### [WHAT THE TASK ASKS]
Could you print all the entries exactly?

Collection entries

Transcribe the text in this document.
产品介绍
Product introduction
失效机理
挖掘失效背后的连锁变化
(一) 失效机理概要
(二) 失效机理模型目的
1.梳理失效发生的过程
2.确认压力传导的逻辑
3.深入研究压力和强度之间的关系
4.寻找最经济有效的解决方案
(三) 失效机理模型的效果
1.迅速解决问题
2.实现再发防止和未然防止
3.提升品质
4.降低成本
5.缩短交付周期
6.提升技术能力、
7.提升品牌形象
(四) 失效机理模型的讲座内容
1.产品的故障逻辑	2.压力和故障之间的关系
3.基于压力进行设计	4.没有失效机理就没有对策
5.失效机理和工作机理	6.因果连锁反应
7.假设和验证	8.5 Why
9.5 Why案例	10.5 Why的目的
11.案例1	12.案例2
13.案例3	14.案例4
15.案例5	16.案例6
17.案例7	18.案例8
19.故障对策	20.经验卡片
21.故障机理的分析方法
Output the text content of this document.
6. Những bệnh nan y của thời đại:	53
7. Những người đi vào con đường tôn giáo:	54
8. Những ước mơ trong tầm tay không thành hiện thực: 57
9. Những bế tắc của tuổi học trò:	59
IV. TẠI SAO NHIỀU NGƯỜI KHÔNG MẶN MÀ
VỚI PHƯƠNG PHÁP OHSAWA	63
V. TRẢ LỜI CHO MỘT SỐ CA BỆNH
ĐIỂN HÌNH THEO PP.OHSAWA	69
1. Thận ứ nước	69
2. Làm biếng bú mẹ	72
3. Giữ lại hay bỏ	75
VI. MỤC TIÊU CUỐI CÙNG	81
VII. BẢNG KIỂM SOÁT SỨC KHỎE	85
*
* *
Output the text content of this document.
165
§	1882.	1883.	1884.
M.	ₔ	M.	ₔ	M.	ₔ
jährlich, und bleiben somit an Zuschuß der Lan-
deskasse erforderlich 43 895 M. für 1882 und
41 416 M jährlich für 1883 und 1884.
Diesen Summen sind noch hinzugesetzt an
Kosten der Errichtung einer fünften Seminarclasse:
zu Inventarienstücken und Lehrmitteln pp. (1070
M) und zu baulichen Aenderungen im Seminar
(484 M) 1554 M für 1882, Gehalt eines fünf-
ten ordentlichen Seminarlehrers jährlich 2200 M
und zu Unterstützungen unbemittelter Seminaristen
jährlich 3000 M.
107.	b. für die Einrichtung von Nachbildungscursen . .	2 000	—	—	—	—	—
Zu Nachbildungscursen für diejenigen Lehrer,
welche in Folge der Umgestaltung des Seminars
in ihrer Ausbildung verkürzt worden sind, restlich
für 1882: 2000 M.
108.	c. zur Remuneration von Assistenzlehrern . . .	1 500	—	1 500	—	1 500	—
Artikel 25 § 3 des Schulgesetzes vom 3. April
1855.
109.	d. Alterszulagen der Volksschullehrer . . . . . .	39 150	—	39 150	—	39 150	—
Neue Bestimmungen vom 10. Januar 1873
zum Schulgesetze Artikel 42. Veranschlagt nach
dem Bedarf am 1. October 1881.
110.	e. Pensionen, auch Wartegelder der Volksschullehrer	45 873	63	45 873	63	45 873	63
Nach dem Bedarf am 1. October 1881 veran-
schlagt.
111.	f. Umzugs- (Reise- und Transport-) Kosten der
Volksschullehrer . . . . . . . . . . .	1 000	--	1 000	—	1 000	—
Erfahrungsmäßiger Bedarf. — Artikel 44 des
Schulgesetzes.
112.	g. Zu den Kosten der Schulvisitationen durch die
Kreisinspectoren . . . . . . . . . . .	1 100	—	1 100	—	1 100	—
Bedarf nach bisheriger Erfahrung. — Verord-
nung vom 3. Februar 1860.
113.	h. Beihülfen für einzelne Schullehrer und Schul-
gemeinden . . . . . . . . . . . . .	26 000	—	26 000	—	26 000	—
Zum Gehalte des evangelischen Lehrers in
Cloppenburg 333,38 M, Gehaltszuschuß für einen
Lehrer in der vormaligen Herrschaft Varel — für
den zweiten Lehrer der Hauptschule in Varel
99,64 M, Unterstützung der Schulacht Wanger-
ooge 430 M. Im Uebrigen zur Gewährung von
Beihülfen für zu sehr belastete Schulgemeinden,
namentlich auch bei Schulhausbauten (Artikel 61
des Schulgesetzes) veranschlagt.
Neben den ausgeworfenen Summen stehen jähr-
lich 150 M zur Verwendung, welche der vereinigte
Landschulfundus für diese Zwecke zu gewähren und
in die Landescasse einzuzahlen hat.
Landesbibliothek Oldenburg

### [TASK RESULT]
Transcribe the text in this document.
产品介绍
Product introduction
失效机理
挖掘失效背后的连锁变化
(一) 失效机理概要
(二) 失效机理模型目的
1.梳理失效发生的过程
2.确认压力传导的逻辑
3.深入研究压力和强度之间的关系
4.寻找最经济有效的解决方案
(三) 失效机理模型的效果
1.迅速解决问题
2.实现再发防止和未然防止
3.提升品质
4.降低成本
5.缩短交付周期
6.提升技术能力、
7.提升品牌形象
(四) 失效机理模型的讲座内容
1.产品的故障逻辑	2.压力和故障之间的关系
3.基于压力进行设计	4.没有失效机理就没有对策
5.失效机理和工作机理	6.因果连锁反应
7.假设和验证	8.5 Why
9.5 Why案例	10.5 Why的目的
11.案例1	12.案例2
13.案例3	14.案例4
15.案例5	16.案例6
17.案例7	18.案例8
19.故障对策	20.经验卡片
21.故障机理的分析方法
Output the text content of this document.
6. Những bệnh nan y của thời đại:	53
7. Những người đi vào con đường tôn giáo:	54
8. Những ước mơ trong tầm tay không thành hiện thực: 57
9. Những bế tắc của tuổi học trò:	59
IV. TẠI SAO NHIỀU NGƯỜI KHÔNG MẶN MÀ
VỚI PHƯƠNG PHÁP OHSAWA	63
V. TRẢ LỜI CHO MỘT SỐ CA BỆNH
ĐIỂN HÌNH THEO PP.OHSAWA	69
1. Thận ứ nước	69
2. Làm biếng bú mẹ	72
3. Giữ lại hay bỏ	75
VI. MỤC TIÊU CUỐI CÙNG	81
VII. BẢNG KIỂM SOÁT SỨC KHỎE	85
*
* *
Output the text content of this document.
165
§	1882.	1883.	1884.
M.	ₔ	M.	ₔ	M.	ₔ
jährlich, und bleiben somit an Zuschuß der Lan-
deskasse erforderlich 43 895 M. für 1882 und
41 416 M jährlich für 1883 und 1884.
Diesen Summen sind noch hinzugesetzt an
Kosten der Errichtung einer fünften Seminarclasse:
zu Inventarienstücken und Lehrmitteln pp. (1070
M) und zu baulichen Aenderungen im Seminar
(484 M) 1554 M für 1882, Gehalt eines fünf-
ten ordentlichen Seminarlehrers jährlich 2200 M
und zu Unterstützungen unbemittelter Seminaristen
jährlich 3000 M.
107.	b. für die Einrichtung von Nachbildungscursen . .	2 000	—	—	—	—	—
Zu Nachbildungscursen für diejenigen Lehrer,
welche in Folge der Umgestaltung des Seminars
in ihrer Ausbildung verkürzt worden sind, restlich
für 1882: 2000 M.
108.	c. zur Remuneration von Assistenzlehrern . . .	1 500	—	1 500	—	1 500	—
Artikel 25 § 3 des Schulgesetzes vom 3. April
1855.
109.	d. Alterszulagen der Volksschullehrer . . . . . .	39 150	—	39 150	—	39 150	—
Neue Bestimmungen vom 10. Januar 1873
zum Schulgesetze Artikel 42. Veranschlagt nach
dem Bedarf am 1. October 1881.
110.	e. Pensionen, auch Wartegelder der Volksschullehrer	45 873	63	45 873	63	45 873	63
Nach dem Bedarf am 1. October 1881 veran-
schlagt.
111.	f. Umzugs- (Reise- und Transport-) Kosten der
Volksschullehrer . . . . . . . . . . .	1 000	--	1 000	—	1 000	—
Erfahrungsmäßiger Bedarf. — Artikel 44 des
Schulgesetzes.
112.	g. Zu den Kosten der Schulvisitationen durch die
Kreisinspectoren . . . . . . . . . . .	1 100	—	1 100	—	1 100	—
Bedarf nach bisheriger Erfahrung. — Verord-
nung vom 3. Februar 1860.
113.	h. Beihülfen für einzelne Schullehrer und Schul-
gemeinden . . . . . . . . . . . . .	26 000	—	26 000	—	26 000	—
Zum Gehalte des evangelischen Lehrers in
Cloppenburg 333,38 M, Gehaltszuschuß für einen
Lehrer in der vormaligen Herrschaft Varel — für
den zweiten Lehrer der Hauptschule in Varel
99,64 M, Unterstützung der Schulacht Wanger-
ooge 430 M. Im Uebrigen zur Gewährung von
Beihülfen für zu sehr belastete Schulgemeinden,
namentlich auch bei Schulhausbauten (Artikel 61
des Schulgesetzes) veranschlagt.
Neben den ausgeworfenen Summen stehen jähr-
lich 150 M zur Verwendung, welche der vereinigte
Landschulfundus für diese Zwecke zu gewähren und
in die Landescasse einzuzahlen hat.
Landesbibliothek Oldenburg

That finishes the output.